» Directive:
Using the data beneath, show every line that includes the word "Guerison".

▬▬▬

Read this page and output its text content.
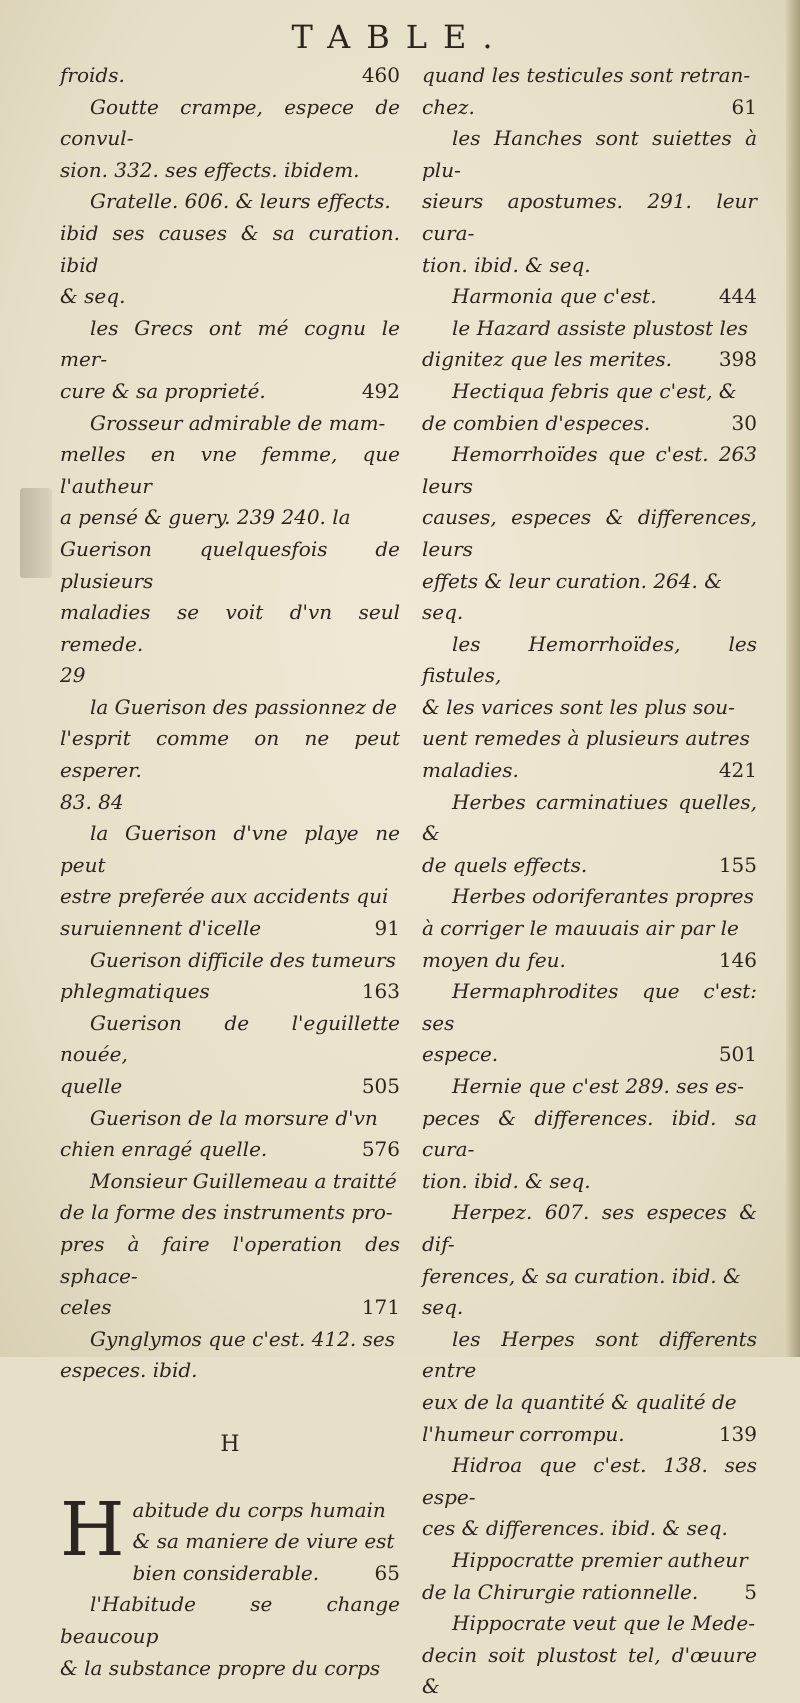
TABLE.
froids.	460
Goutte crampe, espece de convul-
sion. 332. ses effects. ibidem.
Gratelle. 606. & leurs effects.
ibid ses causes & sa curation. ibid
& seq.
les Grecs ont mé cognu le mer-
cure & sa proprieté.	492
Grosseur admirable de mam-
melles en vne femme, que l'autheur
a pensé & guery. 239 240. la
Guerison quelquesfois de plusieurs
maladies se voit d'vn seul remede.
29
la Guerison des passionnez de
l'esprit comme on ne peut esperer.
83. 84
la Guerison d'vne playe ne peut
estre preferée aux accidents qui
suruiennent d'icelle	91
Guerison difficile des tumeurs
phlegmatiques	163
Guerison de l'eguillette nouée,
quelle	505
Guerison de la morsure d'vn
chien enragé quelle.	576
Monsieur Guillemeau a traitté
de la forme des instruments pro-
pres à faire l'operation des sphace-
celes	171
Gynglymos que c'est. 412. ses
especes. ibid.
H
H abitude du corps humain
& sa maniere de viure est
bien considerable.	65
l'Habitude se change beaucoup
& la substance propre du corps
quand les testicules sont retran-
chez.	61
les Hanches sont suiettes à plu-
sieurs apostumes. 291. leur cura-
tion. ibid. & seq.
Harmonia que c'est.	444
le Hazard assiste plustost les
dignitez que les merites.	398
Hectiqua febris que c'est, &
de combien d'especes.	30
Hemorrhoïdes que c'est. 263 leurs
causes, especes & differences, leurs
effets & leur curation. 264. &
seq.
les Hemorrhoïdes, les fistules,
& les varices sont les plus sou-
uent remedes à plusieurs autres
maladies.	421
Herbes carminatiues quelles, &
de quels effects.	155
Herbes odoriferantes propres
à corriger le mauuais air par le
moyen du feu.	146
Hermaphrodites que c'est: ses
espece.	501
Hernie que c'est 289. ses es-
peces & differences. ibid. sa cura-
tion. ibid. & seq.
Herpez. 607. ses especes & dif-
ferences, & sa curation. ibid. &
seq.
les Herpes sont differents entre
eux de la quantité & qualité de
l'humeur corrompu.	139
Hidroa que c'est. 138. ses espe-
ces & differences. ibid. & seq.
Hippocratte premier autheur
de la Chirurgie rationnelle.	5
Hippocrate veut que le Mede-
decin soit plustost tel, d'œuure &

▬▬▬

» Exercise result:
Guerison quelquesfois de plusieurs
la Guerison des passionnez de
la Guerison d'vne playe ne peut
Guerison difficile des tumeurs
Guerison de l'eguillette nouée,
Guerison de la morsure d'vn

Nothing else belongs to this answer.